**Coordinate annotation records:**
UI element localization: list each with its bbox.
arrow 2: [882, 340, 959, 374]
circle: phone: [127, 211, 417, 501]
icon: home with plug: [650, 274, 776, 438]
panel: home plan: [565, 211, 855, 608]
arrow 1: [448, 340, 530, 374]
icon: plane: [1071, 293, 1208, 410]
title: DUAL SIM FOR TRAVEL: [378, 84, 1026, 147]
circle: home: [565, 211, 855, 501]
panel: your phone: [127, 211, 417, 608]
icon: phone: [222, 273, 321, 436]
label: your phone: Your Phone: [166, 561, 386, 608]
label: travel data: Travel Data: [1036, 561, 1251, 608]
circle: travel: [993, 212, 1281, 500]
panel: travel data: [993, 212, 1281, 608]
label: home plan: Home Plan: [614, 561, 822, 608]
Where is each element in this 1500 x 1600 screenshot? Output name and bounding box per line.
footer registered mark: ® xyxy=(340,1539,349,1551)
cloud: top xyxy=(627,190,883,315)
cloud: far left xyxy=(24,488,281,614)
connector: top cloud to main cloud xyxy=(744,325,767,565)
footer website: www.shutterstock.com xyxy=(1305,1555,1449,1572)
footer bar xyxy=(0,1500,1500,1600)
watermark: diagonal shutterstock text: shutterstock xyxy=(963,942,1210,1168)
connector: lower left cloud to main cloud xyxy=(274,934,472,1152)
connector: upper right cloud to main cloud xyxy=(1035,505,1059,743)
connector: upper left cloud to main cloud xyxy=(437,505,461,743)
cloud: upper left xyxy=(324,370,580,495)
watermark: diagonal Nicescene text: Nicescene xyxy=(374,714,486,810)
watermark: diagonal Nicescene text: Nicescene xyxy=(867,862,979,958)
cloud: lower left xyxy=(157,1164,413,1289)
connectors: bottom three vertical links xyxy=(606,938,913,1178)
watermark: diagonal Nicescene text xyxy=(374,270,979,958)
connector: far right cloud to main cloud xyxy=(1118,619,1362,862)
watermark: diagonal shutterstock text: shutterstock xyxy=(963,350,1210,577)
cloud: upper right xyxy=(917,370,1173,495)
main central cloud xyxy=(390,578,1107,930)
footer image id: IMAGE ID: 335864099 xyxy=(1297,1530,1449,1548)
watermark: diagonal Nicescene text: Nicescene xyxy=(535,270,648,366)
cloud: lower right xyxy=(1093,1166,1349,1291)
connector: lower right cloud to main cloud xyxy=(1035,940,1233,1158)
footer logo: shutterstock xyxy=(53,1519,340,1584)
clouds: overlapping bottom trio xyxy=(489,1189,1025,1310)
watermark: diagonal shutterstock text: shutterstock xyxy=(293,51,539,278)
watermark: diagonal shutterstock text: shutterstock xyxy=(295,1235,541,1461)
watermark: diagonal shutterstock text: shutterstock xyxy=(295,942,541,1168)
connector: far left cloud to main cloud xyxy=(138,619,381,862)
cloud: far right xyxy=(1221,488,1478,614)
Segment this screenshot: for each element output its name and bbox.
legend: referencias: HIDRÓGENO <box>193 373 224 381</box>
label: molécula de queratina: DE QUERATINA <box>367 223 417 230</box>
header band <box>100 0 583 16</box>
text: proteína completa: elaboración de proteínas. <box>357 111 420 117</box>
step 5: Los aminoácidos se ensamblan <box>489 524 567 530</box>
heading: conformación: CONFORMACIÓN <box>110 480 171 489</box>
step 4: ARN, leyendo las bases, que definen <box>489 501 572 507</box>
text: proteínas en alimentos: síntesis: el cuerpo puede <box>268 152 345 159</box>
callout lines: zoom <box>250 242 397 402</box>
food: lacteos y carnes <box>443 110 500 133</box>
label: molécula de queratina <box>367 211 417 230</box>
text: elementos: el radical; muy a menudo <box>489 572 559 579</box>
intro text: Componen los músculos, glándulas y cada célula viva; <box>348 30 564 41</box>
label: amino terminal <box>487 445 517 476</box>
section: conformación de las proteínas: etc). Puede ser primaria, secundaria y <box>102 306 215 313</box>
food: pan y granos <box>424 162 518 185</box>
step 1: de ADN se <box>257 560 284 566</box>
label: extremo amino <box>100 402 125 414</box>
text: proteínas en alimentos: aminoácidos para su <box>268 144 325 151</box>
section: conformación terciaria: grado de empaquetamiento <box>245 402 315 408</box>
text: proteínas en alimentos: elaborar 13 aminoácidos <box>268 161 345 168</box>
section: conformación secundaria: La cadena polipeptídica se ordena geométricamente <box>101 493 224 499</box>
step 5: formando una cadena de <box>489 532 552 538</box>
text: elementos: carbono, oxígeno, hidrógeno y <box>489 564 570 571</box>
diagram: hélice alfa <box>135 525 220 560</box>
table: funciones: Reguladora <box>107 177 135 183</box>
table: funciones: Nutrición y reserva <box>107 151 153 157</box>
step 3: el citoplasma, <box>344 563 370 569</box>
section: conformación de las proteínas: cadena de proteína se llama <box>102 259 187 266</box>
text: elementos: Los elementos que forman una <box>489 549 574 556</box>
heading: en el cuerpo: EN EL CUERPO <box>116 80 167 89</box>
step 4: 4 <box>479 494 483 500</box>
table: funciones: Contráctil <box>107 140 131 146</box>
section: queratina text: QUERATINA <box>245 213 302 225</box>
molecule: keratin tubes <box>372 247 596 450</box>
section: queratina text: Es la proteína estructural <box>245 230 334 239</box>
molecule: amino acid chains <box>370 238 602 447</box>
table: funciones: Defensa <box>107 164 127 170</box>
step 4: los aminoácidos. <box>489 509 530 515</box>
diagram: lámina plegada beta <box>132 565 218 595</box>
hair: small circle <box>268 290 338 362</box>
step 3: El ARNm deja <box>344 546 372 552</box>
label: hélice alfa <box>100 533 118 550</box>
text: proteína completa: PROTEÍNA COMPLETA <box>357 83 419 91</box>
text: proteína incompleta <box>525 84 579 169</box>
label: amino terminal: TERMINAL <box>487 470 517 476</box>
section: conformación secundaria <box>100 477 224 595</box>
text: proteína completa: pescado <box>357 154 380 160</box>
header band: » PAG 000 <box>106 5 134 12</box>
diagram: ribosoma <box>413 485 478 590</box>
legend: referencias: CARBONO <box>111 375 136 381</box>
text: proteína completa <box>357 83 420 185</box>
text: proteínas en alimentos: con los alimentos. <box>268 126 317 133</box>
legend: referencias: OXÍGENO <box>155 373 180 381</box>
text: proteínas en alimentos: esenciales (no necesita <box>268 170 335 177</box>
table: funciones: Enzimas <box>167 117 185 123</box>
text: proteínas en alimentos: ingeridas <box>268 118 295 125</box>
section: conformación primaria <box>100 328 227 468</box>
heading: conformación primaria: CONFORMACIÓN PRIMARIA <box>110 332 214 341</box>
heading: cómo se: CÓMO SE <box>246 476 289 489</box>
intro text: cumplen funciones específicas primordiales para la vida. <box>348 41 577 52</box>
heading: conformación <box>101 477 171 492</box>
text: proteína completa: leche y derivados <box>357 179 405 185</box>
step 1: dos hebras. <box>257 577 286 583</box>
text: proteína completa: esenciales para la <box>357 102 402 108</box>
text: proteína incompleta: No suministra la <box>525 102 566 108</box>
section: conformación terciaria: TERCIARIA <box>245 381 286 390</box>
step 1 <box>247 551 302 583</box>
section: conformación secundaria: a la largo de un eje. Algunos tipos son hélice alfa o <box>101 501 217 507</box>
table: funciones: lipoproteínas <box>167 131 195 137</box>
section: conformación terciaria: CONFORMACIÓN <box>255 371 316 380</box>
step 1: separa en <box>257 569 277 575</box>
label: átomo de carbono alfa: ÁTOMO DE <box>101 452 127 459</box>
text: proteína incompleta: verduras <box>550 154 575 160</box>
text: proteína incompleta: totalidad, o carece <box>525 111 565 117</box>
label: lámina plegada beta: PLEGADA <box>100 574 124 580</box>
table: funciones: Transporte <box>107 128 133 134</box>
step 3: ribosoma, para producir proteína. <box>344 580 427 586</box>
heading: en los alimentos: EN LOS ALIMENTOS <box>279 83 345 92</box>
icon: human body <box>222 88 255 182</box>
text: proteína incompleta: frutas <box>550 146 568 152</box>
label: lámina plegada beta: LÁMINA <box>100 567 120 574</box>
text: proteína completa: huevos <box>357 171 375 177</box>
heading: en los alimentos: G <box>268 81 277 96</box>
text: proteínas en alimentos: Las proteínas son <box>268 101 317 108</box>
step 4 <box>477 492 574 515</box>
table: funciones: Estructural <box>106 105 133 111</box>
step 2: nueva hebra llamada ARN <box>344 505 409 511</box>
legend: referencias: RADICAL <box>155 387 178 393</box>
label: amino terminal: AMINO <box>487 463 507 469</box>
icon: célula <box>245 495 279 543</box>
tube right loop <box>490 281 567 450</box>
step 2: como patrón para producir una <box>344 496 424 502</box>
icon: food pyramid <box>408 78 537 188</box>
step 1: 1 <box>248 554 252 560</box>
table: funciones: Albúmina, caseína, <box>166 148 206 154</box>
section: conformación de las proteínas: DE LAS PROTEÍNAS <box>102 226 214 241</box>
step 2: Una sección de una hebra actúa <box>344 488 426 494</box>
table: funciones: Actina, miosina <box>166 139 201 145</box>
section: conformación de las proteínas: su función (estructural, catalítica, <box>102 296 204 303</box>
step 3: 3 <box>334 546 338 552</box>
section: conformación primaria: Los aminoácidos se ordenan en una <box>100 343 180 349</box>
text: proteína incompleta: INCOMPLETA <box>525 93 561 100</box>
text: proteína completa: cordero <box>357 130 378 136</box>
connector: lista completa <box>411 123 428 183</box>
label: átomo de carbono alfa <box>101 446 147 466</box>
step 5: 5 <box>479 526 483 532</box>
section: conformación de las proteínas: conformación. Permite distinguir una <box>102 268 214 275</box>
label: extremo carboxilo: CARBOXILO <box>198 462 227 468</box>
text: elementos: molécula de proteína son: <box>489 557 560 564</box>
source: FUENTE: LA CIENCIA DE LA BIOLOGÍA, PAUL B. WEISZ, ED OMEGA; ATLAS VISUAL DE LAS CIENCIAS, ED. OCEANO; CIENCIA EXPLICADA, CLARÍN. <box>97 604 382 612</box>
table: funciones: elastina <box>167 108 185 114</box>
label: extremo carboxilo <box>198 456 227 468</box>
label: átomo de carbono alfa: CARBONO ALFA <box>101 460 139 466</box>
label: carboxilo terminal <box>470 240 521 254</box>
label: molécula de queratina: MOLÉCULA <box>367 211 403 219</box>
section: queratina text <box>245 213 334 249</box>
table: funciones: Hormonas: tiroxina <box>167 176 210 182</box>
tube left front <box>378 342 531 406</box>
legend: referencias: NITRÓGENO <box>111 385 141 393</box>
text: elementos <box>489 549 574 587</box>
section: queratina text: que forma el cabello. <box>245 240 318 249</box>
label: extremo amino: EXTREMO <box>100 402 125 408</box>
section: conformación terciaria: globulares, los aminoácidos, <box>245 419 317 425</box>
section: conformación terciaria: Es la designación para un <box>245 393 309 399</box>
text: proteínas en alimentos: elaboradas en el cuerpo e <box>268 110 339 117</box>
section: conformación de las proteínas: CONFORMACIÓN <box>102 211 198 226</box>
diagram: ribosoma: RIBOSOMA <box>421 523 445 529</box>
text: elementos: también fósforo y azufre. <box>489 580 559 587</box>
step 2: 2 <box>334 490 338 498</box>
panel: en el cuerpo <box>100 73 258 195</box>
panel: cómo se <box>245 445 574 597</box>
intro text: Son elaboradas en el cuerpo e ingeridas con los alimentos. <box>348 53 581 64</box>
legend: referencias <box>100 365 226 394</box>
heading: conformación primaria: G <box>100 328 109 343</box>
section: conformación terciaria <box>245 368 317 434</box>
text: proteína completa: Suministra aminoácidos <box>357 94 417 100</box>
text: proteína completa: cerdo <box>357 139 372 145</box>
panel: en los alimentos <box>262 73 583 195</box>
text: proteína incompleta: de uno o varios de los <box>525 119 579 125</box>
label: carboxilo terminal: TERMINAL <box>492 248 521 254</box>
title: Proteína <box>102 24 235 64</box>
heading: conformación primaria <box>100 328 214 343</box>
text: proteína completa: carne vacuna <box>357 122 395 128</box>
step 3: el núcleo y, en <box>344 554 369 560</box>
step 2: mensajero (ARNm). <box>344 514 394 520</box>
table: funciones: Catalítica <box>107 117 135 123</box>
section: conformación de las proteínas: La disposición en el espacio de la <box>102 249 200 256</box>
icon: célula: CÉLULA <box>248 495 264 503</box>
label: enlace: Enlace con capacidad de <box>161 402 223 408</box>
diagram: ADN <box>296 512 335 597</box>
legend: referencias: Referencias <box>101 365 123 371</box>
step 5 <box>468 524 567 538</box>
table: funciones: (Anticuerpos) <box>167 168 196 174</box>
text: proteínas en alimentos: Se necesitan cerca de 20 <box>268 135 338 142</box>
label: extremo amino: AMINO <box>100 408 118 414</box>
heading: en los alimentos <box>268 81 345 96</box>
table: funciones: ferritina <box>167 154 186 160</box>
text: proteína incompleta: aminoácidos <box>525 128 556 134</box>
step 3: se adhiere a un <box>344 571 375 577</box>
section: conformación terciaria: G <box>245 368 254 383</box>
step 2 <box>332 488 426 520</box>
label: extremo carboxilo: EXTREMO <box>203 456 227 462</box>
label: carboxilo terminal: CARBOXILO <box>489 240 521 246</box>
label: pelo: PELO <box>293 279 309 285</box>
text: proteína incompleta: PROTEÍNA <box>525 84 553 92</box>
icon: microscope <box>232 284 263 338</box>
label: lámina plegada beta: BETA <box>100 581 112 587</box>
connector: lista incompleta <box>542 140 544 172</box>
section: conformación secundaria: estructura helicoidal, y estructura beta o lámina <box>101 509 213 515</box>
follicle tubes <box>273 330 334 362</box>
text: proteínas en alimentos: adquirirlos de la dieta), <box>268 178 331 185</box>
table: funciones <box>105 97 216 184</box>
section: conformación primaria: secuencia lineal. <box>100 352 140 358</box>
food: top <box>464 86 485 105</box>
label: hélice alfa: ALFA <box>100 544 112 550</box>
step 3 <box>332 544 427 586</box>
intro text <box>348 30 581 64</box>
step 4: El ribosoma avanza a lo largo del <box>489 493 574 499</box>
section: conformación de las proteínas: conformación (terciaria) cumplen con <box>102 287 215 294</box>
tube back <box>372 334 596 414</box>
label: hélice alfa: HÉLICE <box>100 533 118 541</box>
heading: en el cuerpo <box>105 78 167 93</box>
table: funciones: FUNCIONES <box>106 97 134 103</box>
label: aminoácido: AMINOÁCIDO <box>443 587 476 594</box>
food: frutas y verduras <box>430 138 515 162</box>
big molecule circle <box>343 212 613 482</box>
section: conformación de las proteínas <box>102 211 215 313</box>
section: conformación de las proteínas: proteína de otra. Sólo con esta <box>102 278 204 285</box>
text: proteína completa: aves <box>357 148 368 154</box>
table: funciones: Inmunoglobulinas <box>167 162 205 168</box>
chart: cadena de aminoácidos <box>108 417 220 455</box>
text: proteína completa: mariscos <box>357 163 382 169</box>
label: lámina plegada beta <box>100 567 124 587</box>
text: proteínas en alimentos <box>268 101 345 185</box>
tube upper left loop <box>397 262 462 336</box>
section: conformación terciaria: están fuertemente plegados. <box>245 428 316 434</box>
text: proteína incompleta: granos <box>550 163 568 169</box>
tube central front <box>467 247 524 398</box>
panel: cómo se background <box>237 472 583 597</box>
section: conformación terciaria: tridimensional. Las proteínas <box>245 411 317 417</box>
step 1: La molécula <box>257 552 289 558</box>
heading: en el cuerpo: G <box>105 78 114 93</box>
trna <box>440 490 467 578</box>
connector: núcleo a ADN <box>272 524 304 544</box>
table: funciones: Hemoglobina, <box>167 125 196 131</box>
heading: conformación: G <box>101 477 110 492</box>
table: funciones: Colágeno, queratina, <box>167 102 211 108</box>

**TASK DETAILS:** Copy the listing word for word, from its first line up to and including the line with "footer bar xyxy=(0,1500,1500,1600)".

**EXPECTED ANSWER:**
UI element localization: list each with its bbox.
arrow 2: [882, 340, 959, 374]
circle: phone: [127, 211, 417, 501]
icon: home with plug: [650, 274, 776, 438]
panel: home plan: [565, 211, 855, 608]
arrow 1: [448, 340, 530, 374]
icon: plane: [1071, 293, 1208, 410]
title: DUAL SIM FOR TRAVEL: [378, 84, 1026, 147]
circle: home: [565, 211, 855, 501]
panel: your phone: [127, 211, 417, 608]
icon: phone: [222, 273, 321, 436]
label: your phone: Your Phone: [166, 561, 386, 608]
label: travel data: Travel Data: [1036, 561, 1251, 608]
circle: travel: [993, 212, 1281, 500]
panel: travel data: [993, 212, 1281, 608]
label: home plan: Home Plan: [614, 561, 822, 608]
Where is each element in this 1500 x 1600 screenshot? Output name and bounding box per line.
footer registered mark: ® xyxy=(340,1539,349,1551)
cloud: top xyxy=(627,190,883,315)
cloud: far left xyxy=(24,488,281,614)
connector: top cloud to main cloud xyxy=(744,325,767,565)
footer website: www.shutterstock.com xyxy=(1305,1555,1449,1572)
footer bar xyxy=(0,1500,1500,1600)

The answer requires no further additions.